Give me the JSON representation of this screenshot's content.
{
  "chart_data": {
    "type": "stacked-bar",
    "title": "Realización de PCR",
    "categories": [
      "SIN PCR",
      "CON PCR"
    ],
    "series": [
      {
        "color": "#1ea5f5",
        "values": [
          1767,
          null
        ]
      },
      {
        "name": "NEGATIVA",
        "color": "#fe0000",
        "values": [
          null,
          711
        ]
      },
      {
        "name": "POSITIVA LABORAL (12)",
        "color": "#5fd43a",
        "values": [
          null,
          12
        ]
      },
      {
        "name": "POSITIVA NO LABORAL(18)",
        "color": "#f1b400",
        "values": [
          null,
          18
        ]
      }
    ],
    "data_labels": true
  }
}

* * *

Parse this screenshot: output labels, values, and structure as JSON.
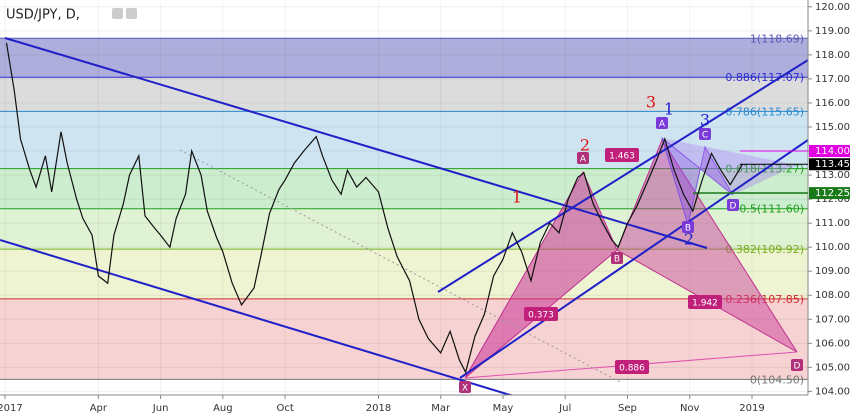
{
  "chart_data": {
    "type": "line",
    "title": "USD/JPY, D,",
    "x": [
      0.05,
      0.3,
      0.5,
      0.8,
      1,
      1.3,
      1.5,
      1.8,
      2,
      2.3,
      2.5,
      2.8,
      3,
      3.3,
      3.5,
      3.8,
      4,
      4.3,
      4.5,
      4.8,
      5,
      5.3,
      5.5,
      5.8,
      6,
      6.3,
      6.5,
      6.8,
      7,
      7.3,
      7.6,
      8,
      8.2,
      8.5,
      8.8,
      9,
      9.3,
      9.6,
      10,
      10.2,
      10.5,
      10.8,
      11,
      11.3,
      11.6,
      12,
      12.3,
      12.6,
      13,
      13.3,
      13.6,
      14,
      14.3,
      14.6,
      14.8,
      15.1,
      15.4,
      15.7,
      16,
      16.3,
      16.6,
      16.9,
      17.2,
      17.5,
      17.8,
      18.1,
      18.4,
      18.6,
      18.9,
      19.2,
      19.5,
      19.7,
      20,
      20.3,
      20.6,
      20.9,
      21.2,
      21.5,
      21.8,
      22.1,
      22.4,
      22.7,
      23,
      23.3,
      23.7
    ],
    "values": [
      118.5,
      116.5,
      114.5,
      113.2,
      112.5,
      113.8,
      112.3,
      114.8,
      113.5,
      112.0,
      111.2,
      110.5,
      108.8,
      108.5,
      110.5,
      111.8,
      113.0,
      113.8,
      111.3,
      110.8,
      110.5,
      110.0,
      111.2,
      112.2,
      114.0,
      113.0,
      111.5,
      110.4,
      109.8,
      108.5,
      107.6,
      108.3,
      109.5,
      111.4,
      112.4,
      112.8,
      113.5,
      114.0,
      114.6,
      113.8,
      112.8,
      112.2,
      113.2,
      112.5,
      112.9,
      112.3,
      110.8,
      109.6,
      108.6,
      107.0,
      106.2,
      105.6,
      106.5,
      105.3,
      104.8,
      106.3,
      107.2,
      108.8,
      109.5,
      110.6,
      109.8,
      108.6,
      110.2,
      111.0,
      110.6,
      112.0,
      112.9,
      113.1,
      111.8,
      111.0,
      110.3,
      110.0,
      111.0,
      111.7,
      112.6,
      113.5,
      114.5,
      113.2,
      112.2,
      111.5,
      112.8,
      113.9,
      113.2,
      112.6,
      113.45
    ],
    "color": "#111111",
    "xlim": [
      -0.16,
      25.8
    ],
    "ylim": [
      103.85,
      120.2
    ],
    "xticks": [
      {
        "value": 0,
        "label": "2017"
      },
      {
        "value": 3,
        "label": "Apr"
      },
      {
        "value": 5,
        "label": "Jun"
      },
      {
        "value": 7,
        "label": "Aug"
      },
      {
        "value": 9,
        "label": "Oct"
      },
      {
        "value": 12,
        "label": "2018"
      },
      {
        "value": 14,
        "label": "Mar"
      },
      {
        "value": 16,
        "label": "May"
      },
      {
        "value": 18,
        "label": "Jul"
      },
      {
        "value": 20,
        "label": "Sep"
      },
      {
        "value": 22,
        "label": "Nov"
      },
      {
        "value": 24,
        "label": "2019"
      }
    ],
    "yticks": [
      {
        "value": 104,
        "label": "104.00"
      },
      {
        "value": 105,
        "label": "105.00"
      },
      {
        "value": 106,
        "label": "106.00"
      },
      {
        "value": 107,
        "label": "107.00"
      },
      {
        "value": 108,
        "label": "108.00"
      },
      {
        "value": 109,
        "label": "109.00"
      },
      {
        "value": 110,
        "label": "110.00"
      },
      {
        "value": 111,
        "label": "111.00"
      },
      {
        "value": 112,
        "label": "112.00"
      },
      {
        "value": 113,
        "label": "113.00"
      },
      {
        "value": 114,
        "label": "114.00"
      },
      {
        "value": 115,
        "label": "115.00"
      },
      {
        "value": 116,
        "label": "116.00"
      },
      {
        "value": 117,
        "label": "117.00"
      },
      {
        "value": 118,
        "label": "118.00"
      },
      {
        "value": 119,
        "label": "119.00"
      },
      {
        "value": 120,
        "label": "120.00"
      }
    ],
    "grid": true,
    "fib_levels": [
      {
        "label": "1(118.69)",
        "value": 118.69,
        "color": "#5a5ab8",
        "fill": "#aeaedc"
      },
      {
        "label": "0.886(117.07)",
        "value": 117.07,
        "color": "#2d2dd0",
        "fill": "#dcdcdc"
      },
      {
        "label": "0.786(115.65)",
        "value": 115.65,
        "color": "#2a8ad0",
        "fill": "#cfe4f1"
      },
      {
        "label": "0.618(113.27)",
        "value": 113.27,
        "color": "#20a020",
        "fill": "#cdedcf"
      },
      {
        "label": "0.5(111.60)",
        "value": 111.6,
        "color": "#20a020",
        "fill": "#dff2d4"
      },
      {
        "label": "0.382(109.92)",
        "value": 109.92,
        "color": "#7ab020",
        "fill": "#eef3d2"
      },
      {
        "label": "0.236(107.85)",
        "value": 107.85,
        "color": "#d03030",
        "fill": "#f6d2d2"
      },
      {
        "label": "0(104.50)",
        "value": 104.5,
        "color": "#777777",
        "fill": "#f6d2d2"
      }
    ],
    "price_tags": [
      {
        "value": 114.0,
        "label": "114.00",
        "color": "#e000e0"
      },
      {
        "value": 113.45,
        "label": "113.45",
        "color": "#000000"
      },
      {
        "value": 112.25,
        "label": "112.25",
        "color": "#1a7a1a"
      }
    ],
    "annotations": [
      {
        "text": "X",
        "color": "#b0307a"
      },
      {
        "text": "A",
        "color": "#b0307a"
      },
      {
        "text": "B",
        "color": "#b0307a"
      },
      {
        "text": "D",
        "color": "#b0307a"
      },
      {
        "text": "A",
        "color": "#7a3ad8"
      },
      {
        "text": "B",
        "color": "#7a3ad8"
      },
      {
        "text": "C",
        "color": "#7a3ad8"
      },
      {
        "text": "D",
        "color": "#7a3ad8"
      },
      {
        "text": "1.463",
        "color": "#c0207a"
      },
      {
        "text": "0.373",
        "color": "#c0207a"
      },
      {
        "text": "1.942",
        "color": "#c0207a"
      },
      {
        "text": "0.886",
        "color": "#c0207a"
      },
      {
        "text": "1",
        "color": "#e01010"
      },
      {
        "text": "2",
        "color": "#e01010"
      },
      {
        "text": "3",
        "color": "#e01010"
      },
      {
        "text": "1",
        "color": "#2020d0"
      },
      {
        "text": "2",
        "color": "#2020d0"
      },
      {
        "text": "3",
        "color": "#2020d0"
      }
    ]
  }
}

Short exercise.
Reproduce every line of the listing above in which the string "title" appears.

Solution.
    "title": "Realización de PCR",
    "title": "USD/JPY, D,",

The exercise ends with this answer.